Written task -> Copy the lines holding the word "this", all of them.

──────── Supplied material ────────

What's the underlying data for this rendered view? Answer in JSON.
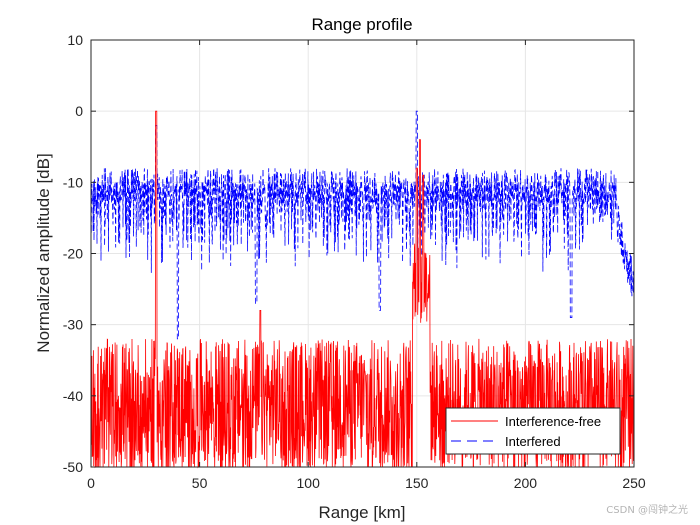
{
  "chart_data": {
    "type": "line",
    "title": "Range profile",
    "xlabel": "Range [km]",
    "ylabel": "Normalized amplitude [dB]",
    "xlim": [
      0,
      250
    ],
    "ylim": [
      -50,
      10
    ],
    "xticks": [
      0,
      50,
      100,
      150,
      200,
      250
    ],
    "yticks": [
      10,
      0,
      -10,
      -20,
      -30,
      -40,
      -50
    ],
    "grid": true,
    "legend_position": "bottom-right",
    "series": [
      {
        "name": "Interference-free",
        "color": "#ff0000",
        "style": "solid",
        "baseline_db": -41,
        "noise_spread_db": 9,
        "floor_db": -50,
        "peaks": [
          {
            "range_km": 30,
            "value_db": 0
          },
          {
            "range_km": 78,
            "value_db": -28
          },
          {
            "range_km": 150,
            "value_db": -8
          },
          {
            "range_km": 151.5,
            "value_db": -4
          },
          {
            "range_km": 153,
            "value_db": -9
          }
        ]
      },
      {
        "name": "Interfered",
        "color": "#0000ff",
        "style": "dashed",
        "upper_envelope_db": -10,
        "lower_envelope_db": -23,
        "deep_nulls": [
          {
            "range_km": 40,
            "value_db": -32
          },
          {
            "range_km": 76,
            "value_db": -27
          },
          {
            "range_km": 133,
            "value_db": -28
          },
          {
            "range_km": 221,
            "value_db": -29
          },
          {
            "range_km": 248,
            "value_db": -27
          }
        ],
        "peaks": [
          {
            "range_km": 30,
            "value_db": -2
          },
          {
            "range_km": 150,
            "value_db": 0
          },
          {
            "range_km": 233,
            "value_db": -8
          }
        ]
      }
    ]
  },
  "watermark": "CSDN @闯钟之光"
}
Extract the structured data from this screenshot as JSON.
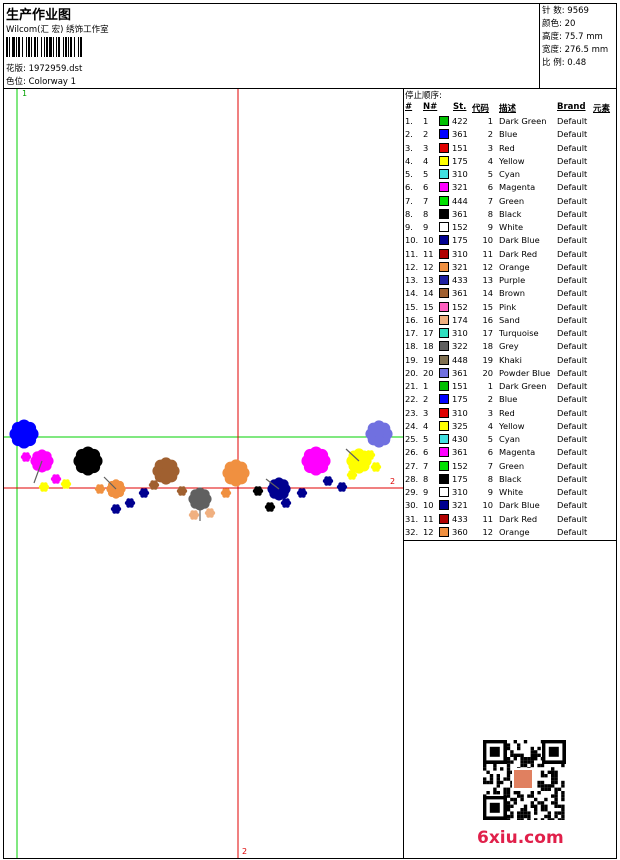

────────

Worked solution ->
What's the underlying data for this rendered view? Answer in JSON.
Extract the structured data from this screenshot as JSON.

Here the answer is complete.